(WHAT THIS TASK INVOLVES):
The entries below should be output exactly as written.

[start]

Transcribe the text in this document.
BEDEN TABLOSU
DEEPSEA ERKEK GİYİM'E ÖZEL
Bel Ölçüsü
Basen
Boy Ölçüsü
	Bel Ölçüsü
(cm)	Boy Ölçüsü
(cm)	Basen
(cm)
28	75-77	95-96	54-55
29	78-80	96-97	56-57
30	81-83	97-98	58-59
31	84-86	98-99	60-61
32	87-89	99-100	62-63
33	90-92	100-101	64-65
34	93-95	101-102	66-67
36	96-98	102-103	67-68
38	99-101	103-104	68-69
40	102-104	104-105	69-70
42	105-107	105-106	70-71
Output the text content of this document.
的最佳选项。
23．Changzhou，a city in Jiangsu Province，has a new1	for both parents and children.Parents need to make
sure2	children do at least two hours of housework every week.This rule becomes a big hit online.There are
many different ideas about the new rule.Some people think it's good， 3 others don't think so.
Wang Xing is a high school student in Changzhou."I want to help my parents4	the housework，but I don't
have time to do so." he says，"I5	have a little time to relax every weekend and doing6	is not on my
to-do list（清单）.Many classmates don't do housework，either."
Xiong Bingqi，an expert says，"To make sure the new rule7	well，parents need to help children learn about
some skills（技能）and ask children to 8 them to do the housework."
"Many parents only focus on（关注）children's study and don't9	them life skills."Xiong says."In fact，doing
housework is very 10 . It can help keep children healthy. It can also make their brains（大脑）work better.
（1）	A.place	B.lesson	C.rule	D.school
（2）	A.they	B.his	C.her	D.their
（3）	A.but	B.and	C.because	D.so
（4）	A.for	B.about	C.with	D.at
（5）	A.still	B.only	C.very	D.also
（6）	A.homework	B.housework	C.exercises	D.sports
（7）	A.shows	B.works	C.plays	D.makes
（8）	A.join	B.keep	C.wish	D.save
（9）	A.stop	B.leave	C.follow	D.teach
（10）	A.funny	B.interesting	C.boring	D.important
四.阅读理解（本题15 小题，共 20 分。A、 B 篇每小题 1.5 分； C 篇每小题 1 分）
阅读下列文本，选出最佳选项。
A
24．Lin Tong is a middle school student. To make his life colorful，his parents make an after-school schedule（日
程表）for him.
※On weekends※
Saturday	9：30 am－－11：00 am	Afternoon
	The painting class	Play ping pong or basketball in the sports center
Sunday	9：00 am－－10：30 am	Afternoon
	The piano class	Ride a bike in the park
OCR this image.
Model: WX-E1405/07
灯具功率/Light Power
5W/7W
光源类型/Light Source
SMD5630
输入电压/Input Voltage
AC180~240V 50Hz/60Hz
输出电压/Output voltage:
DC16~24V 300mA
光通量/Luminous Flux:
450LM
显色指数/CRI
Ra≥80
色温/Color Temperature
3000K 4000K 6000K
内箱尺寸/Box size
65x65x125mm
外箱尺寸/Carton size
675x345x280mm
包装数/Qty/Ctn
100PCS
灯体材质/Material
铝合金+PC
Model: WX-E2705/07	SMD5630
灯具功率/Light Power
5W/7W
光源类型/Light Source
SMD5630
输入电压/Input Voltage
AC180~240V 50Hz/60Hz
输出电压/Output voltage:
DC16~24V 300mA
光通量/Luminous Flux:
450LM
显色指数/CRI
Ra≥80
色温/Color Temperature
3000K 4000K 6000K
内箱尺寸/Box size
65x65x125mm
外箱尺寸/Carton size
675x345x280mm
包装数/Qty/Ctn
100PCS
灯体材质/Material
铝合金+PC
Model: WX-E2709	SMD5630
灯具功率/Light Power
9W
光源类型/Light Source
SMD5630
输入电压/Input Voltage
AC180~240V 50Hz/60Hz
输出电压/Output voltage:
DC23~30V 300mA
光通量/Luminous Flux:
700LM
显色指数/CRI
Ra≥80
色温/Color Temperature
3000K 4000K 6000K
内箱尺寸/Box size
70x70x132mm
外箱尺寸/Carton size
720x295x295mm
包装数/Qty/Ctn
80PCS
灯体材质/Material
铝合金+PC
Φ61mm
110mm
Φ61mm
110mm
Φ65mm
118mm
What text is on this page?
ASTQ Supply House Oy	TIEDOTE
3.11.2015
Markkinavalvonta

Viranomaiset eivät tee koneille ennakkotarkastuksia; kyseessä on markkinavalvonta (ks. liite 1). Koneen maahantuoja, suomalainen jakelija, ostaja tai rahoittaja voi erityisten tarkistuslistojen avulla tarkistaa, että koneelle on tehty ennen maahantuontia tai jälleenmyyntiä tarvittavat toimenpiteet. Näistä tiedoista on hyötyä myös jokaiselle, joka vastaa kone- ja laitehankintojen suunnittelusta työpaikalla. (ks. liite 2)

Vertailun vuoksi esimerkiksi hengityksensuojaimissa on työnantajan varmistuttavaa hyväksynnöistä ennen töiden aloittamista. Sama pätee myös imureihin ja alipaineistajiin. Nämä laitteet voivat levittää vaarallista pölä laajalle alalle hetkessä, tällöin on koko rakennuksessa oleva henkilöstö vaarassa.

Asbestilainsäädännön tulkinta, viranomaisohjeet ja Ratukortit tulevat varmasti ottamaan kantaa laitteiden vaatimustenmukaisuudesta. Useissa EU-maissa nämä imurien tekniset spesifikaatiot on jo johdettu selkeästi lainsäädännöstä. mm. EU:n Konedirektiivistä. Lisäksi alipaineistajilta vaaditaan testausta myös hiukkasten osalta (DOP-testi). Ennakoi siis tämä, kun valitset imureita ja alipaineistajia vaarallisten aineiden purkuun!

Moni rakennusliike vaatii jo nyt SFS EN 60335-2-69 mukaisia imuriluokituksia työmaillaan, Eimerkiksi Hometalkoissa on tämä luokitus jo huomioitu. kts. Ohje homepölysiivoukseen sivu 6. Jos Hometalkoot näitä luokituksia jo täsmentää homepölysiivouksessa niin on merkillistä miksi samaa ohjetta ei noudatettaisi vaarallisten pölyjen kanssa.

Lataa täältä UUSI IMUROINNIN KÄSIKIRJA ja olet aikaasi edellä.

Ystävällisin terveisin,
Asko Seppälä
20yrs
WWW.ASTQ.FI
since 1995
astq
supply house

[end]

(THE SOLUTION):
Transcribe the text in this document.
BEDEN TABLOSU
DEEPSEA ERKEK GİYİM'E ÖZEL
Bel Ölçüsü
Basen
Boy Ölçüsü
	Bel Ölçüsü
(cm)	Boy Ölçüsü
(cm)	Basen
(cm)
28	75-77	95-96	54-55
29	78-80	96-97	56-57
30	81-83	97-98	58-59
31	84-86	98-99	60-61
32	87-89	99-100	62-63
33	90-92	100-101	64-65
34	93-95	101-102	66-67
36	96-98	102-103	67-68
38	99-101	103-104	68-69
40	102-104	104-105	69-70
42	105-107	105-106	70-71
Output the text content of this document.
的最佳选项。
23．Changzhou，a city in Jiangsu Province，has a new1	for both parents and children.Parents need to make
sure2	children do at least two hours of housework every week.This rule becomes a big hit online.There are
many different ideas about the new rule.Some people think it's good， 3 others don't think so.
Wang Xing is a high school student in Changzhou."I want to help my parents4	the housework，but I don't
have time to do so." he says，"I5	have a little time to relax every weekend and doing6	is not on my
to-do list（清单）.Many classmates don't do housework，either."
Xiong Bingqi，an expert says，"To make sure the new rule7	well，parents need to help children learn about
some skills（技能）and ask children to 8 them to do the housework."
"Many parents only focus on（关注）children's study and don't9	them life skills."Xiong says."In fact，doing
housework is very 10 . It can help keep children healthy. It can also make their brains（大脑）work better.
（1）	A.place	B.lesson	C.rule	D.school
（2）	A.they	B.his	C.her	D.their
（3）	A.but	B.and	C.because	D.so
（4）	A.for	B.about	C.with	D.at
（5）	A.still	B.only	C.very	D.also
（6）	A.homework	B.housework	C.exercises	D.sports
（7）	A.shows	B.works	C.plays	D.makes
（8）	A.join	B.keep	C.wish	D.save
（9）	A.stop	B.leave	C.follow	D.teach
（10）	A.funny	B.interesting	C.boring	D.important
四.阅读理解（本题15 小题，共 20 分。A、 B 篇每小题 1.5 分； C 篇每小题 1 分）
阅读下列文本，选出最佳选项。
A
24．Lin Tong is a middle school student. To make his life colorful，his parents make an after-school schedule（日
程表）for him.
※On weekends※
Saturday	9：30 am－－11：00 am	Afternoon
	The painting class	Play ping pong or basketball in the sports center
Sunday	9：00 am－－10：30 am	Afternoon
	The piano class	Ride a bike in the park
OCR this image.
Model: WX-E1405/07
灯具功率/Light Power
5W/7W
光源类型/Light Source
SMD5630
输入电压/Input Voltage
AC180~240V 50Hz/60Hz
输出电压/Output voltage:
DC16~24V 300mA
光通量/Luminous Flux:
450LM
显色指数/CRI
Ra≥80
色温/Color Temperature
3000K 4000K 6000K
内箱尺寸/Box size
65x65x125mm
外箱尺寸/Carton size
675x345x280mm
包装数/Qty/Ctn
100PCS
灯体材质/Material
铝合金+PC
Model: WX-E2705/07	SMD5630
灯具功率/Light Power
5W/7W
光源类型/Light Source
SMD5630
输入电压/Input Voltage
AC180~240V 50Hz/60Hz
输出电压/Output voltage:
DC16~24V 300mA
光通量/Luminous Flux:
450LM
显色指数/CRI
Ra≥80
色温/Color Temperature
3000K 4000K 6000K
内箱尺寸/Box size
65x65x125mm
外箱尺寸/Carton size
675x345x280mm
包装数/Qty/Ctn
100PCS
灯体材质/Material
铝合金+PC
Model: WX-E2709	SMD5630
灯具功率/Light Power
9W
光源类型/Light Source
SMD5630
输入电压/Input Voltage
AC180~240V 50Hz/60Hz
输出电压/Output voltage:
DC23~30V 300mA
光通量/Luminous Flux:
700LM
显色指数/CRI
Ra≥80
色温/Color Temperature
3000K 4000K 6000K
内箱尺寸/Box size
70x70x132mm
外箱尺寸/Carton size
720x295x295mm
包装数/Qty/Ctn
80PCS
灯体材质/Material
铝合金+PC
Φ61mm
110mm
Φ61mm
110mm
Φ65mm
118mm
What text is on this page?
ASTQ Supply House Oy	TIEDOTE
3.11.2015
Markkinavalvonta

Viranomaiset eivät tee koneille ennakkotarkastuksia; kyseessä on markkinavalvonta (ks. liite 1). Koneen maahantuoja, suomalainen jakelija, ostaja tai rahoittaja voi erityisten tarkistuslistojen avulla tarkistaa, että koneelle on tehty ennen maahantuontia tai jälleenmyyntiä tarvittavat toimenpiteet. Näistä tiedoista on hyötyä myös jokaiselle, joka vastaa kone- ja laitehankintojen suunnittelusta työpaikalla. (ks. liite 2)

Vertailun vuoksi esimerkiksi hengityksensuojaimissa on työnantajan varmistuttavaa hyväksynnöistä ennen töiden aloittamista. Sama pätee myös imureihin ja alipaineistajiin. Nämä laitteet voivat levittää vaarallista pölä laajalle alalle hetkessä, tällöin on koko rakennuksessa oleva henkilöstö vaarassa.

Asbestilainsäädännön tulkinta, viranomaisohjeet ja Ratukortit tulevat varmasti ottamaan kantaa laitteiden vaatimustenmukaisuudesta. Useissa EU-maissa nämä imurien tekniset spesifikaatiot on jo johdettu selkeästi lainsäädännöstä. mm. EU:n Konedirektiivistä. Lisäksi alipaineistajilta vaaditaan testausta myös hiukkasten osalta (DOP-testi). Ennakoi siis tämä, kun valitset imureita ja alipaineistajia vaarallisten aineiden purkuun!

Moni rakennusliike vaatii jo nyt SFS EN 60335-2-69 mukaisia imuriluokituksia työmaillaan, Eimerkiksi Hometalkoissa on tämä luokitus jo huomioitu. kts. Ohje homepölysiivoukseen sivu 6. Jos Hometalkoot näitä luokituksia jo täsmentää homepölysiivouksessa niin on merkillistä miksi samaa ohjetta ei noudatettaisi vaarallisten pölyjen kanssa.

Lataa täältä UUSI IMUROINNIN KÄSIKIRJA ja olet aikaasi edellä.

Ystävällisin terveisin,
Asko Seppälä
20yrs
WWW.ASTQ.FI
since 1995
astq
supply house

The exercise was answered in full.